## [DATASET RECORDS]
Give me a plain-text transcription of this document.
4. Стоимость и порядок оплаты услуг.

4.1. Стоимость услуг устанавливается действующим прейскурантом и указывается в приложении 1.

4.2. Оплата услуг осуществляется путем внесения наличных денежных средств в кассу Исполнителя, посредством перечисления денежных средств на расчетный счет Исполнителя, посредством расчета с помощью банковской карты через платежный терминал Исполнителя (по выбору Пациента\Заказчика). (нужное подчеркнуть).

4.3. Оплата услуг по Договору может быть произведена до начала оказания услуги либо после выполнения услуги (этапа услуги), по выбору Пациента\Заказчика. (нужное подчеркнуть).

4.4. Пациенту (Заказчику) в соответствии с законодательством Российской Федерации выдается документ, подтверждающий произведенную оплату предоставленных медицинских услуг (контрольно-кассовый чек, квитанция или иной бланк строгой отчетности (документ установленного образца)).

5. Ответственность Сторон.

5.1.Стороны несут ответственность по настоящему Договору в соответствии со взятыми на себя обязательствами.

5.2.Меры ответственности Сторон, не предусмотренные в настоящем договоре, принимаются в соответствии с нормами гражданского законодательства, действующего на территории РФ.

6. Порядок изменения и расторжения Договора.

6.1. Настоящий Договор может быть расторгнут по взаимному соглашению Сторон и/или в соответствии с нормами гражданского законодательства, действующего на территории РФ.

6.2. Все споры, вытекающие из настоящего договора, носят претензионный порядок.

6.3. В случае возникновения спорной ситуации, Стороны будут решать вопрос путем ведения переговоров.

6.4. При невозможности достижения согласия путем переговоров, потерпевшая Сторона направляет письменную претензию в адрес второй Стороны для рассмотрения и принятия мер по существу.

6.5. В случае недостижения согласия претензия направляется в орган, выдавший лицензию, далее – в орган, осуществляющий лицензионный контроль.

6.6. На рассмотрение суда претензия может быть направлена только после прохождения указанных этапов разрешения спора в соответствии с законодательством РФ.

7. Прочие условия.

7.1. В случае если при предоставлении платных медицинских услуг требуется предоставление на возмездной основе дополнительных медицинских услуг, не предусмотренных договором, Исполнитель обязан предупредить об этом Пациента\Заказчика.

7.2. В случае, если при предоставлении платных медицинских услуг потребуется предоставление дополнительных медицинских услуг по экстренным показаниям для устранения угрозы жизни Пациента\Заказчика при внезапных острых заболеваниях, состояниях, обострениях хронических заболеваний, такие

## [STATED TASK]
Give the complete listing a second time, exactly as it reads.

## [SOLUTION TO THE PROBLEM]
Give me a plain-text transcription of this document.
4. Стоимость и порядок оплаты услуг.

4.1. Стоимость услуг устанавливается действующим прейскурантом и указывается в приложении 1.

4.2. Оплата услуг осуществляется путем внесения наличных денежных средств в кассу Исполнителя, посредством перечисления денежных средств на расчетный счет Исполнителя, посредством расчета с помощью банковской карты через платежный терминал Исполнителя (по выбору Пациента\Заказчика). (нужное подчеркнуть).

4.3. Оплата услуг по Договору может быть произведена до начала оказания услуги либо после выполнения услуги (этапа услуги), по выбору Пациента\Заказчика. (нужное подчеркнуть).

4.4. Пациенту (Заказчику) в соответствии с законодательством Российской Федерации выдается документ, подтверждающий произведенную оплату предоставленных медицинских услуг (контрольно-кассовый чек, квитанция или иной бланк строгой отчетности (документ установленного образца)).

5. Ответственность Сторон.

5.1.Стороны несут ответственность по настоящему Договору в соответствии со взятыми на себя обязательствами.

5.2.Меры ответственности Сторон, не предусмотренные в настоящем договоре, принимаются в соответствии с нормами гражданского законодательства, действующего на территории РФ.

6. Порядок изменения и расторжения Договора.

6.1. Настоящий Договор может быть расторгнут по взаимному соглашению Сторон и/или в соответствии с нормами гражданского законодательства, действующего на территории РФ.

6.2. Все споры, вытекающие из настоящего договора, носят претензионный порядок.

6.3. В случае возникновения спорной ситуации, Стороны будут решать вопрос путем ведения переговоров.

6.4. При невозможности достижения согласия путем переговоров, потерпевшая Сторона направляет письменную претензию в адрес второй Стороны для рассмотрения и принятия мер по существу.

6.5. В случае недостижения согласия претензия направляется в орган, выдавший лицензию, далее – в орган, осуществляющий лицензионный контроль.

6.6. На рассмотрение суда претензия может быть направлена только после прохождения указанных этапов разрешения спора в соответствии с законодательством РФ.

7. Прочие условия.

7.1. В случае если при предоставлении платных медицинских услуг требуется предоставление на возмездной основе дополнительных медицинских услуг, не предусмотренных договором, Исполнитель обязан предупредить об этом Пациента\Заказчика.

7.2. В случае, если при предоставлении платных медицинских услуг потребуется предоставление дополнительных медицинских услуг по экстренным показаниям для устранения угрозы жизни Пациента\Заказчика при внезапных острых заболеваниях, состояниях, обострениях хронических заболеваний, такие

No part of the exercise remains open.